§ INSTRUCTIONS FOR THE TASK
Among the lines of this listing, determine how many contain the string "Космодемьянской". Answer with the number only.

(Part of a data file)
+---+
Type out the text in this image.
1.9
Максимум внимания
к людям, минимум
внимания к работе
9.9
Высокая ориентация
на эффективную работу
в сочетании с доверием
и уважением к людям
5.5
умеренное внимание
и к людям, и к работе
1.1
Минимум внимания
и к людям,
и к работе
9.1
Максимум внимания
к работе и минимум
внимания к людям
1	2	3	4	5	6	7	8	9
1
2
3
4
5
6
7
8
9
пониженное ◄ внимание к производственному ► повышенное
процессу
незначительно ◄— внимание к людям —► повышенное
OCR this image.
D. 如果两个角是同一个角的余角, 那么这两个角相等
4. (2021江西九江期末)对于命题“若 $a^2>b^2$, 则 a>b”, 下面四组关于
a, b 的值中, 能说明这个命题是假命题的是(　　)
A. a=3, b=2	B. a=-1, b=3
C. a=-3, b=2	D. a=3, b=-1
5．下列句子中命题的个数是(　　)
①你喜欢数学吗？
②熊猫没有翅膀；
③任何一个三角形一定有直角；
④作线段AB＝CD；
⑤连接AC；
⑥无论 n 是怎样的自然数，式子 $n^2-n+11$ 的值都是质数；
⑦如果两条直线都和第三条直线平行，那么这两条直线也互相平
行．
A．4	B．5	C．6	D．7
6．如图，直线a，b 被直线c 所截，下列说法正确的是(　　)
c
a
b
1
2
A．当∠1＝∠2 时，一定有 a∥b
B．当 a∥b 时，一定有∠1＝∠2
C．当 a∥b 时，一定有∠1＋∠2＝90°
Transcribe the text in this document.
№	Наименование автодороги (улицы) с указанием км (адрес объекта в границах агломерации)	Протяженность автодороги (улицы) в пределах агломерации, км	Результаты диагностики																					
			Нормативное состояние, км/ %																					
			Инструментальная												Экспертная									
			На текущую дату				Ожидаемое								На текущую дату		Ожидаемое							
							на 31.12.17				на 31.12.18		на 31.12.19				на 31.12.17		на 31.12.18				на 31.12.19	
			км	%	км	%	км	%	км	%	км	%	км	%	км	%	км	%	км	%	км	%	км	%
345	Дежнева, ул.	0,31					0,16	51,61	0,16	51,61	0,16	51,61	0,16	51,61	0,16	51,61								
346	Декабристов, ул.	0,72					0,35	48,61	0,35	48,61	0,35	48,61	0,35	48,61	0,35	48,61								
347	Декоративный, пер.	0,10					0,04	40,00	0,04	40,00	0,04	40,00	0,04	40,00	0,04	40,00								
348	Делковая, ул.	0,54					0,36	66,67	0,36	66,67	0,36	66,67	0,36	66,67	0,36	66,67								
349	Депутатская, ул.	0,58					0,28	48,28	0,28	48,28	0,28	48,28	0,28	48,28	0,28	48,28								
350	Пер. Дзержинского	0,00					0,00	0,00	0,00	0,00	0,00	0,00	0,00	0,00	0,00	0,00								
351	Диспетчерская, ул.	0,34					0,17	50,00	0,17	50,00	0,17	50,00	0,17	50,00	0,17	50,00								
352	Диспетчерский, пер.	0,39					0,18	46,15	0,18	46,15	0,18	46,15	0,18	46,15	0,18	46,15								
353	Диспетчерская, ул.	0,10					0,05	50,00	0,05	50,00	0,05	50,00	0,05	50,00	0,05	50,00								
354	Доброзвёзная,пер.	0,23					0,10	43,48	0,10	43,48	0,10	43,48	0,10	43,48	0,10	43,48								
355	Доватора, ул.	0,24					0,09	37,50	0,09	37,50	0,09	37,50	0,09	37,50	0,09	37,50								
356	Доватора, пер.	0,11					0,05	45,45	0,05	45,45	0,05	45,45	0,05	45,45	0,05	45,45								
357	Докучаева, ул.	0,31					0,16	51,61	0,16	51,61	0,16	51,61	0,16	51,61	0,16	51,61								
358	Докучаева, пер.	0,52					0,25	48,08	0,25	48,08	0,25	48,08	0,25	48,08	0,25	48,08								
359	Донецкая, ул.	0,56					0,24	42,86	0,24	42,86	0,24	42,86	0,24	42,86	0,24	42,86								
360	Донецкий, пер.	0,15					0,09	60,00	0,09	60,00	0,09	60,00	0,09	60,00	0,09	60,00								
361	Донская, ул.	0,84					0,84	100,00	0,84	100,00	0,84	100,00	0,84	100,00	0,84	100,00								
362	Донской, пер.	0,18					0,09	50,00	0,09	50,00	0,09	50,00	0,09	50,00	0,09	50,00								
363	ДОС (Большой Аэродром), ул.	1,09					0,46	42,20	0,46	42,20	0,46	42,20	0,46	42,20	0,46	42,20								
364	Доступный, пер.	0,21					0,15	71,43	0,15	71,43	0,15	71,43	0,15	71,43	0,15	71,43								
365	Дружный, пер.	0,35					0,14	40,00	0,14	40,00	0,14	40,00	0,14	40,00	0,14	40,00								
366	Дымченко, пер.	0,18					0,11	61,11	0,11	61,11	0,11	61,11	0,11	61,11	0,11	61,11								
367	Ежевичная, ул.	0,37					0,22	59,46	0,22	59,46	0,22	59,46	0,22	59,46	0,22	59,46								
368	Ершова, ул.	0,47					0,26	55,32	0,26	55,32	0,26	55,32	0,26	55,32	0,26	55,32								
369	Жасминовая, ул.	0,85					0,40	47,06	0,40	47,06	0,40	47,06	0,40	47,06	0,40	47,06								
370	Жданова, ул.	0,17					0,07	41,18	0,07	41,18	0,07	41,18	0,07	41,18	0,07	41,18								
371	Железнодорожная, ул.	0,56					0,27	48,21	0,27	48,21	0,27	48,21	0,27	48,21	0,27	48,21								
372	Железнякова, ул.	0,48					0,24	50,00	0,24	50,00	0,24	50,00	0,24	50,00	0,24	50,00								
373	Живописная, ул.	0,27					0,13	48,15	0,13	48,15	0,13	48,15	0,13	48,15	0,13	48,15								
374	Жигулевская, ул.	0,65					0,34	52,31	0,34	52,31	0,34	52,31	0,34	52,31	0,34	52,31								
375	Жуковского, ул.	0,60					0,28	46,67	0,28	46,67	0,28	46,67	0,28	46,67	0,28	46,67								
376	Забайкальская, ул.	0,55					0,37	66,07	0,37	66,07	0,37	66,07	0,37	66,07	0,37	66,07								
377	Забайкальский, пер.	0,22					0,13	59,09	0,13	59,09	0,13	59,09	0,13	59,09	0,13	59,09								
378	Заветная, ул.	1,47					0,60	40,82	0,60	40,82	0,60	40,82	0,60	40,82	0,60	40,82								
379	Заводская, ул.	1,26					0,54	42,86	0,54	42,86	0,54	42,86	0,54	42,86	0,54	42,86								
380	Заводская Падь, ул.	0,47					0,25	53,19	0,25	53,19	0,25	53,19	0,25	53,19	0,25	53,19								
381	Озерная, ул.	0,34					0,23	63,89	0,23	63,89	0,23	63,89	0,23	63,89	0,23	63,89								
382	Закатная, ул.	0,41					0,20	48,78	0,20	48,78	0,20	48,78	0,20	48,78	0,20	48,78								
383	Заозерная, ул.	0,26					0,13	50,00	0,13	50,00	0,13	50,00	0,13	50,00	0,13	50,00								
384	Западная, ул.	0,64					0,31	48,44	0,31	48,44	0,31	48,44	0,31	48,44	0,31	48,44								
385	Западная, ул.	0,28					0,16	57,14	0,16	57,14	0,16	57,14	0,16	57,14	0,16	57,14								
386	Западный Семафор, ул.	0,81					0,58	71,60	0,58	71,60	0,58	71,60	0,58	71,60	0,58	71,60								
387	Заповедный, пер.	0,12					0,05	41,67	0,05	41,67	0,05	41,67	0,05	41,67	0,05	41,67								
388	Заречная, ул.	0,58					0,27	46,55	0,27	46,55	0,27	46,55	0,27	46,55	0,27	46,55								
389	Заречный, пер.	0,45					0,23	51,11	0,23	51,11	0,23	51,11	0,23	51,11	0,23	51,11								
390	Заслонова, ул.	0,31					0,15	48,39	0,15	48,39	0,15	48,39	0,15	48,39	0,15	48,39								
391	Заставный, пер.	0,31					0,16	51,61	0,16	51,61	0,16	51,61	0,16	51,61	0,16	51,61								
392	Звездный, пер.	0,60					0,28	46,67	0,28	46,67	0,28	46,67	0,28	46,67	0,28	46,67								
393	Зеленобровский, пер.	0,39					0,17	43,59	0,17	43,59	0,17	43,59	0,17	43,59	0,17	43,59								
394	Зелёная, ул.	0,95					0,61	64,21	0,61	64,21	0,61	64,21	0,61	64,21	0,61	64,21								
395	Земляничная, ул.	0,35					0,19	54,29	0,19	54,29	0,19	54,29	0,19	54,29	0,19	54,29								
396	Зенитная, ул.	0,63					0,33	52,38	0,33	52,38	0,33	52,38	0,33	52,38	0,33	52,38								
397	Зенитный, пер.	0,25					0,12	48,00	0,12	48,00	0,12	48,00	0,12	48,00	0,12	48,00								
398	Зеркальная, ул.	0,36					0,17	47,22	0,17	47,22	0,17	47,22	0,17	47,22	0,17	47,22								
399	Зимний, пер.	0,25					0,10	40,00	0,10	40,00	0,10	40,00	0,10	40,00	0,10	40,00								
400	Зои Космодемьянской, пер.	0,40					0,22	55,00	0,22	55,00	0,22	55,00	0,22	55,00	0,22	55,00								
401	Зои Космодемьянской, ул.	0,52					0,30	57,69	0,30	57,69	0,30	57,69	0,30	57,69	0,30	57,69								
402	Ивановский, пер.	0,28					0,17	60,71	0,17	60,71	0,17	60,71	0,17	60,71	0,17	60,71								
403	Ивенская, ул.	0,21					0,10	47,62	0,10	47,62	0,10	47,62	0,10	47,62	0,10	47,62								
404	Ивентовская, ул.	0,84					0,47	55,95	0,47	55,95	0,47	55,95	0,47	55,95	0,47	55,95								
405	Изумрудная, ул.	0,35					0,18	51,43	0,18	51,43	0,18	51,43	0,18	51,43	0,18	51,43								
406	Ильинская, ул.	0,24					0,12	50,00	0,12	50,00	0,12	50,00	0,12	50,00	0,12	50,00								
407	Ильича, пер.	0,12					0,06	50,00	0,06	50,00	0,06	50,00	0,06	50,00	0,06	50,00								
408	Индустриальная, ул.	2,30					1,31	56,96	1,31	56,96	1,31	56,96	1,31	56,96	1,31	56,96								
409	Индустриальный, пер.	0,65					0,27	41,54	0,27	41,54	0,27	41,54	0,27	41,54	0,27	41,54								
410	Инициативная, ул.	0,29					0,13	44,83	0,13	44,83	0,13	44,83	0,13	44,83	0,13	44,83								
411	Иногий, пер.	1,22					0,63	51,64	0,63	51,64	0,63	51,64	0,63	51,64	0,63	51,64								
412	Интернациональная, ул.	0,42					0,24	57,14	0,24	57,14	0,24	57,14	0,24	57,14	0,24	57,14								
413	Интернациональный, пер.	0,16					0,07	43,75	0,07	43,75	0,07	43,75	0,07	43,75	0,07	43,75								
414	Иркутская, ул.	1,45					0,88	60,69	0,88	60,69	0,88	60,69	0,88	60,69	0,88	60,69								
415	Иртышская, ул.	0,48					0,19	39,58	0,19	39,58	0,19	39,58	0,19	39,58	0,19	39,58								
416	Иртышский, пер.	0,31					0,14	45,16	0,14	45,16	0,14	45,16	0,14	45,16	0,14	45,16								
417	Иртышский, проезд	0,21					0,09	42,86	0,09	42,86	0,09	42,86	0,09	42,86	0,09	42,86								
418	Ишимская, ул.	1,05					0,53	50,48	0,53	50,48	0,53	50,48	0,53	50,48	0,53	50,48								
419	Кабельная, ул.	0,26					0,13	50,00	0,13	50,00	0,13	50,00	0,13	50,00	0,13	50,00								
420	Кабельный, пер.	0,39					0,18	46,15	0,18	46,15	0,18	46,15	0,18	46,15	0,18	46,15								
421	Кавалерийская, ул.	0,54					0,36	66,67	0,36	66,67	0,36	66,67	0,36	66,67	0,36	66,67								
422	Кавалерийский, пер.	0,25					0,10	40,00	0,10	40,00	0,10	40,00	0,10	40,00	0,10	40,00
+---+
§ THE SOLUTION
2